> _TASK TO COMPLETE_
Copy out each line of the material below with no changes.

> _LISTING_
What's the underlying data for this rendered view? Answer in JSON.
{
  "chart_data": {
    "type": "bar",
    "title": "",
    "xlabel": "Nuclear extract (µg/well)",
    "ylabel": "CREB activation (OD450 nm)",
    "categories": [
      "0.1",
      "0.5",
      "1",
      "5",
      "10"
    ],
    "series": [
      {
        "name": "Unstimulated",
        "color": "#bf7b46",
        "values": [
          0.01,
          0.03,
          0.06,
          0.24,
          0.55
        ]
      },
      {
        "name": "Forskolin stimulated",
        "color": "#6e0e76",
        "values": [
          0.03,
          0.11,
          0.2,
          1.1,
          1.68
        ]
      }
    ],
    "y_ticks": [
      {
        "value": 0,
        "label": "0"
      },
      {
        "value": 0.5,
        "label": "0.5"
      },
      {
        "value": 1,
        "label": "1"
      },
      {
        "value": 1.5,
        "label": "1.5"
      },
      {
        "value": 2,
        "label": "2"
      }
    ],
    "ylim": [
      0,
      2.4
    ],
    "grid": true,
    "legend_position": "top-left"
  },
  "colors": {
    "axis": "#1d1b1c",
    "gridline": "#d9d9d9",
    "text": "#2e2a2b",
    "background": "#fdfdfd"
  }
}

> _FULL SOLUTION_
What's the underlying data for this rendered view? Answer in JSON.
{
  "chart_data": {
    "type": "bar",
    "title": "",
    "xlabel": "Nuclear extract (µg/well)",
    "ylabel": "CREB activation (OD450 nm)",
    "categories": [
      "0.1",
      "0.5",
      "1",
      "5",
      "10"
    ],
    "series": [
      {
        "name": "Unstimulated",
        "color": "#bf7b46",
        "values": [
          0.01,
          0.03,
          0.06,
          0.24,
          0.55
        ]
      },
      {
        "name": "Forskolin stimulated",
        "color": "#6e0e76",
        "values": [
          0.03,
          0.11,
          0.2,
          1.1,
          1.68
        ]
      }
    ],
    "y_ticks": [
      {
        "value": 0,
        "label": "0"
      },
      {
        "value": 0.5,
        "label": "0.5"
      },
      {
        "value": 1,
        "label": "1"
      },
      {
        "value": 1.5,
        "label": "1.5"
      },
      {
        "value": 2,
        "label": "2"
      }
    ],
    "ylim": [
      0,
      2.4
    ],
    "grid": true,
    "legend_position": "top-left"
  },
  "colors": {
    "axis": "#1d1b1c",
    "gridline": "#d9d9d9",
    "text": "#2e2a2b",
    "background": "#fdfdfd"
  }
}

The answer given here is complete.